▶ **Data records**
— Begin —

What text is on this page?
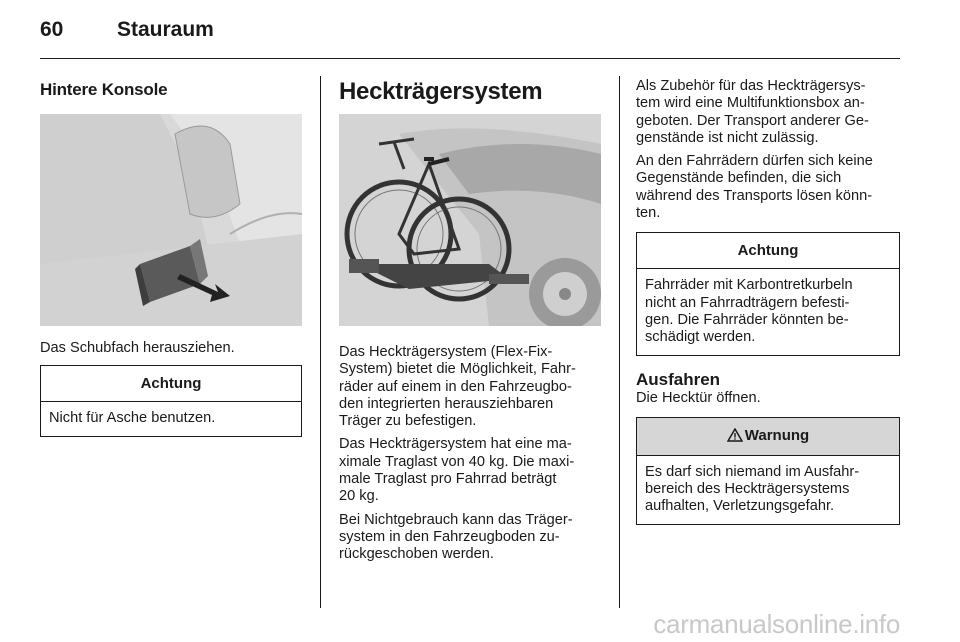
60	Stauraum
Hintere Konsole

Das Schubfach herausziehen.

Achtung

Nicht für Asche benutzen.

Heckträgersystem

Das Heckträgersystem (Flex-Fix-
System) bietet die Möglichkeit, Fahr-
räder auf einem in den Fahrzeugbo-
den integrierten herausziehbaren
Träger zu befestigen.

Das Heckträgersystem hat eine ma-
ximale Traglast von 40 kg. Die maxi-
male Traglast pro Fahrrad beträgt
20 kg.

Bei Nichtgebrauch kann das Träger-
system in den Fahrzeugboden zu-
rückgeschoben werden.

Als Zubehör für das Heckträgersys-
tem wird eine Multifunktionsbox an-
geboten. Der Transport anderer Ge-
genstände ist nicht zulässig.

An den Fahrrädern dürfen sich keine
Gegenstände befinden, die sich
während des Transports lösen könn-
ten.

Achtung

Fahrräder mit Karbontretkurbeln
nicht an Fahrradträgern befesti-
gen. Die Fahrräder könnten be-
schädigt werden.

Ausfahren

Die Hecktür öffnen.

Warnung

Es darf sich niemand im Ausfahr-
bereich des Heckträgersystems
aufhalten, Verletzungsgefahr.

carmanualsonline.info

— End —
— Begin —

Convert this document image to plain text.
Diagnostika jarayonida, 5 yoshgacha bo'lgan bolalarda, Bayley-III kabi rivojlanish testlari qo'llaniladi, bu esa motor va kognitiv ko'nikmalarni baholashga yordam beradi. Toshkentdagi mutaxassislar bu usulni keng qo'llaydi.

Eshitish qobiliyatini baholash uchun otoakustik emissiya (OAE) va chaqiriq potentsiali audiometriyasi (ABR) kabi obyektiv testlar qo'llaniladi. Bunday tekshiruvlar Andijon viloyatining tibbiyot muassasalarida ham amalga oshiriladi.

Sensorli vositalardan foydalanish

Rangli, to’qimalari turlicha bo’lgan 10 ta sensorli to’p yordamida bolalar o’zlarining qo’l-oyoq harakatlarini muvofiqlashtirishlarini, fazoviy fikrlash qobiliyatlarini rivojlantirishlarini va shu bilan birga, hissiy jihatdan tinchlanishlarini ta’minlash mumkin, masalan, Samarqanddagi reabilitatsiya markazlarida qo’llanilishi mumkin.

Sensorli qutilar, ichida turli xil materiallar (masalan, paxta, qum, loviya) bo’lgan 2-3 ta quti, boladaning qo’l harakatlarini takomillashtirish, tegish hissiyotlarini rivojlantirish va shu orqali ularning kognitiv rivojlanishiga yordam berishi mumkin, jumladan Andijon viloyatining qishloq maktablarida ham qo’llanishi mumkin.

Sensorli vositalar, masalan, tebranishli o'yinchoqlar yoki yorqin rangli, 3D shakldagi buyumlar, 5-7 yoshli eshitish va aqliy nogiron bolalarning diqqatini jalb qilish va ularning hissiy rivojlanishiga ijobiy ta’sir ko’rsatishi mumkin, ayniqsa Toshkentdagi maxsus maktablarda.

— End —

▶ **EXERCISE DETAILS**
Among the records above, find each line holding the string "harakatlarini" and pull it out.

▶ **WRITTEN RESPONSE**
Rangli, to’qimalari turlicha bo’lgan 10 ta sensorli to’p yordamida bolalar o’zlarining qo’l-oyoq harakatlarini muvofiqlashtirishlarini, fazoviy fikrlash qobiliyatlarini rivojlantirishlarini va shu bilan birga, hissiy jihatdan tinchlanishlarini ta’minlash mumkin, masalan, Samarqanddagi reabilitatsiya markazlarida qo’llanilishi mumkin.
Sensorli qutilar, ichida turli xil materiallar (masalan, paxta, qum, loviya) bo’lgan 2-3 ta quti, boladaning qo’l harakatlarini takomillashtirish, tegish hissiyotlarini rivojlantirish va shu orqali ularning kognitiv rivojlanishiga yordam berishi mumkin, jumladan Andijon viloyatining qishloq maktablarida ham qo’llanishi mumkin.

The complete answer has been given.